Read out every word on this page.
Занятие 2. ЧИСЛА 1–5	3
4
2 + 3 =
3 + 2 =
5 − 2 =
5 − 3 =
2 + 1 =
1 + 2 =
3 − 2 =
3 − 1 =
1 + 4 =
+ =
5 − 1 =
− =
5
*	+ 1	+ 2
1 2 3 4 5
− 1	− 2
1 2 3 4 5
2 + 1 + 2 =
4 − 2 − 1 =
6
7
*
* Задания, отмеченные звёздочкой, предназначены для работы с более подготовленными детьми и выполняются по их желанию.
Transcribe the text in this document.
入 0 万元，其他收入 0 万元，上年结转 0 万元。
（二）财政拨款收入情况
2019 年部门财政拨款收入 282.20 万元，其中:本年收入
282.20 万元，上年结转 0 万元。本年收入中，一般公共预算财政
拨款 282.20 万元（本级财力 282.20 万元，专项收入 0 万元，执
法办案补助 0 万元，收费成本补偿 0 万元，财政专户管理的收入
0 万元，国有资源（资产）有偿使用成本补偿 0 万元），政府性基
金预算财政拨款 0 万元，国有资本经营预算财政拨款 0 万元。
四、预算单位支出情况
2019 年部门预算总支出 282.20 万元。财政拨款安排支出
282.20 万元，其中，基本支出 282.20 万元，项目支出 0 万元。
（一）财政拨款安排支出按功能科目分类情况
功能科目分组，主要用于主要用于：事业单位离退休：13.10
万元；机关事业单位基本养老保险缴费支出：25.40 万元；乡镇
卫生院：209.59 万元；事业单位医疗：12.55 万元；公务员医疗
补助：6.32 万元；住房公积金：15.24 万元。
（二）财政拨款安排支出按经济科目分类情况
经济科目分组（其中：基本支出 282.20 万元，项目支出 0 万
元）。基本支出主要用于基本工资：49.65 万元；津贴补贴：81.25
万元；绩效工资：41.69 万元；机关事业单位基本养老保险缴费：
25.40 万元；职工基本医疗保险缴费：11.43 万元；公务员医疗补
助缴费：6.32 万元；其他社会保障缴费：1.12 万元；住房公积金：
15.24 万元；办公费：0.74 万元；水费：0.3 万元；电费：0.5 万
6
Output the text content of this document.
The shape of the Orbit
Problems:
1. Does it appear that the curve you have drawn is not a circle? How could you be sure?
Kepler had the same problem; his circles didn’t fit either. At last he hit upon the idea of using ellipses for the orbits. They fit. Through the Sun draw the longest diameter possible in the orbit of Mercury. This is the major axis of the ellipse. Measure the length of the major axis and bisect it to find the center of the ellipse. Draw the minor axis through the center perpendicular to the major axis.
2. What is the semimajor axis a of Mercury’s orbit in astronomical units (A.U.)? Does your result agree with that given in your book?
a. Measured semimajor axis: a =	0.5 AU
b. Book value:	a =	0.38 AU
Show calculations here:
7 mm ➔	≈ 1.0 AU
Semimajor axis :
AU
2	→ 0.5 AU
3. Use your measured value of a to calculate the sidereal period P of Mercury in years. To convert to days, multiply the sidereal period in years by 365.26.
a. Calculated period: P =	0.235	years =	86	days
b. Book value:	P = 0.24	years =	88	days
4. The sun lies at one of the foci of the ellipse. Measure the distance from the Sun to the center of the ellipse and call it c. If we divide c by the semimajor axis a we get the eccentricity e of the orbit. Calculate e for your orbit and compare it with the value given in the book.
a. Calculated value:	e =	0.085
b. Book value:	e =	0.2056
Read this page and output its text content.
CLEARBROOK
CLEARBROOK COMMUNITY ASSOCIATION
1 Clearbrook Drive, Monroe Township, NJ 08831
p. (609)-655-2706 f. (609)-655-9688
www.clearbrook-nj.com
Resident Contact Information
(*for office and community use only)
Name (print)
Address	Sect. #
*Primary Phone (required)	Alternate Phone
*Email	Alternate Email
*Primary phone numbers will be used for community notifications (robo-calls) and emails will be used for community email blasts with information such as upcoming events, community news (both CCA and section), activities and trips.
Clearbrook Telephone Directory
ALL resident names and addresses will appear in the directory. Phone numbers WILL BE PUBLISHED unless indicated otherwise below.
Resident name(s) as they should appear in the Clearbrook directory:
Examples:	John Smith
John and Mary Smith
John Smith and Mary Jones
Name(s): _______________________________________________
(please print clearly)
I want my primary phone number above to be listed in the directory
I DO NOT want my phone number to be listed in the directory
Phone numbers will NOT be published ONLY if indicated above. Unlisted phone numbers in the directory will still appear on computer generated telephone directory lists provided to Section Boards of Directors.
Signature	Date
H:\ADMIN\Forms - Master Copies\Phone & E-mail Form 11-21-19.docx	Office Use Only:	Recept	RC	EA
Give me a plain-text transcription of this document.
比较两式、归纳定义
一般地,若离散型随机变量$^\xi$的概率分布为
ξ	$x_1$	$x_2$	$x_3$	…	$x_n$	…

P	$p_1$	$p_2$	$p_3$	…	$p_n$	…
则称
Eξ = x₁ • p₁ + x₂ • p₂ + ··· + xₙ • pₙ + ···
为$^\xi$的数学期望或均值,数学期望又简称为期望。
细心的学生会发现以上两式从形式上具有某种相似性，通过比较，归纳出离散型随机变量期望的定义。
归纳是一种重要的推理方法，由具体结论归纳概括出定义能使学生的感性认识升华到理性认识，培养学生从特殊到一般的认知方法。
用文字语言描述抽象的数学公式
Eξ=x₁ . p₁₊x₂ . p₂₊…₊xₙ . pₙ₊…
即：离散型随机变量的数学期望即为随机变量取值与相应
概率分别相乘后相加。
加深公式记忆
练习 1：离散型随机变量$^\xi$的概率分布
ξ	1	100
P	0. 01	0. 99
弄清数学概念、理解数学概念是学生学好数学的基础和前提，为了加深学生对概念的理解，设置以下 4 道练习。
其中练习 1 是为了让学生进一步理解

-- WHAT NEEDS TO BE DONE --
Return from the data every line that holds "项目支出".

-- CORRECT RESPONSE --
282.20 万元，其中，基本支出 282.20 万元，项目支出 0 万元。
经济科目分组（其中：基本支出 282.20 万元，项目支出 0 万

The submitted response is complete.